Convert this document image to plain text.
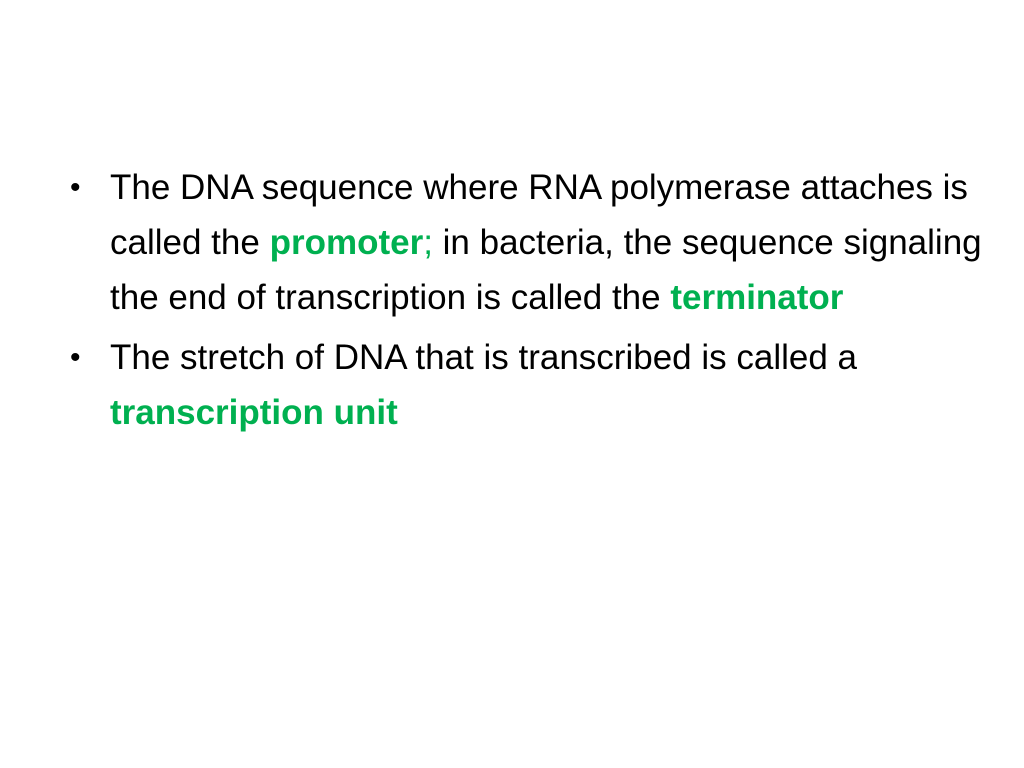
• The DNA sequence where RNA polymerase attaches is called the promoter; in bacteria, the sequence signaling the end of transcription is called the terminator
• The stretch of DNA that is transcribed is called a transcription unit
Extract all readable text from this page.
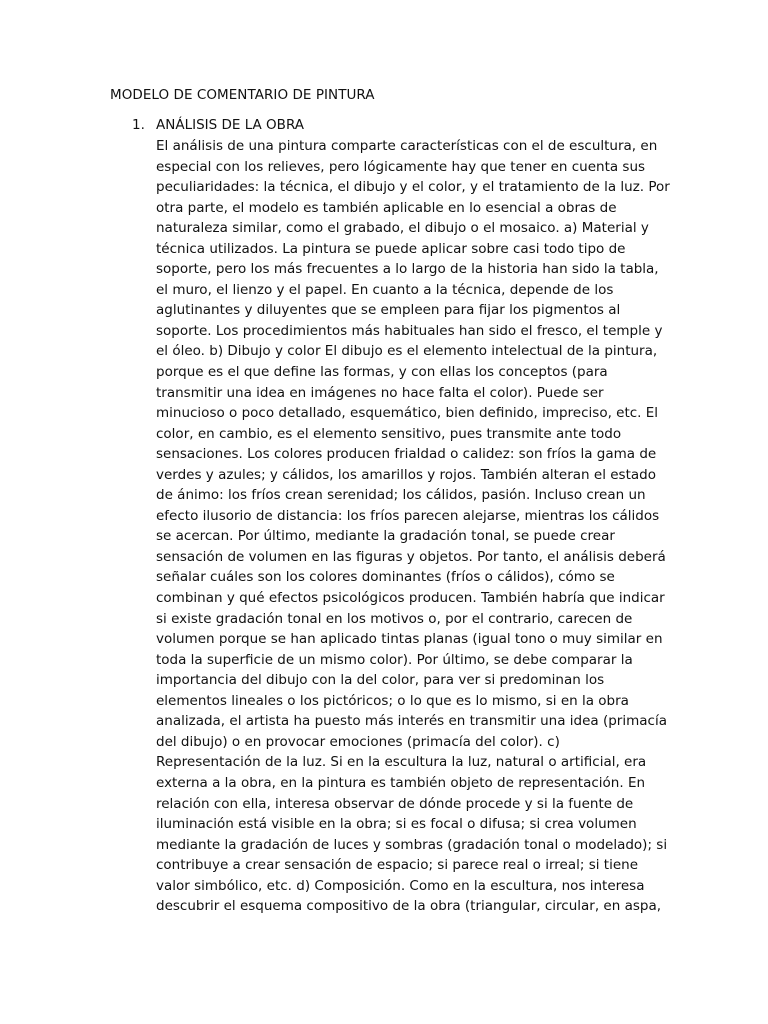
MODELO DE COMENTARIO DE PINTURA
1. ANÁLISIS DE LA OBRA
El análisis de una pintura comparte características con el de escultura, en
especial con los relieves, pero lógicamente hay que tener en cuenta sus
peculiaridades: la técnica, el dibujo y el color, y el tratamiento de la luz. Por
otra parte, el modelo es también aplicable en lo esencial a obras de
naturaleza similar, como el grabado, el dibujo o el mosaico. a) Material y
técnica utilizados. La pintura se puede aplicar sobre casi todo tipo de
soporte, pero los más frecuentes a lo largo de la historia han sido la tabla,
el muro, el lienzo y el papel. En cuanto a la técnica, depende de los
aglutinantes y diluyentes que se empleen para fijar los pigmentos al
soporte. Los procedimientos más habituales han sido el fresco, el temple y
el óleo. b) Dibujo y color El dibujo es el elemento intelectual de la pintura,
porque es el que define las formas, y con ellas los conceptos (para
transmitir una idea en imágenes no hace falta el color). Puede ser
minucioso o poco detallado, esquemático, bien definido, impreciso, etc. El
color, en cambio, es el elemento sensitivo, pues transmite ante todo
sensaciones. Los colores producen frialdad o calidez: son fríos la gama de
verdes y azules; y cálidos, los amarillos y rojos. También alteran el estado
de ánimo: los fríos crean serenidad; los cálidos, pasión. Incluso crean un
efecto ilusorio de distancia: los fríos parecen alejarse, mientras los cálidos
se acercan. Por último, mediante la gradación tonal, se puede crear
sensación de volumen en las figuras y objetos. Por tanto, el análisis deberá
señalar cuáles son los colores dominantes (fríos o cálidos), cómo se
combinan y qué efectos psicológicos producen. También habría que indicar
si existe gradación tonal en los motivos o, por el contrario, carecen de
volumen porque se han aplicado tintas planas (igual tono o muy similar en
toda la superficie de un mismo color). Por último, se debe comparar la
importancia del dibujo con la del color, para ver si predominan los
elementos lineales o los pictóricos; o lo que es lo mismo, si en la obra
analizada, el artista ha puesto más interés en transmitir una idea (primacía
del dibujo) o en provocar emociones (primacía del color). c)
Representación de la luz. Si en la escultura la luz, natural o artificial, era
externa a la obra, en la pintura es también objeto de representación. En
relación con ella, interesa observar de dónde procede y si la fuente de
iluminación está visible en la obra; si es focal o difusa; si crea volumen
mediante la gradación de luces y sombras (gradación tonal o modelado); si
contribuye a crear sensación de espacio; si parece real o irreal; si tiene
valor simbólico, etc. d) Composición. Como en la escultura, nos interesa
descubrir el esquema compositivo de la obra (triangular, circular, en aspa,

+ + +

Exercise: Go through the material and copy each line in which the word "this" occurs.

Response box:
Convert this document image to plain text.
Extract all readable text from this page.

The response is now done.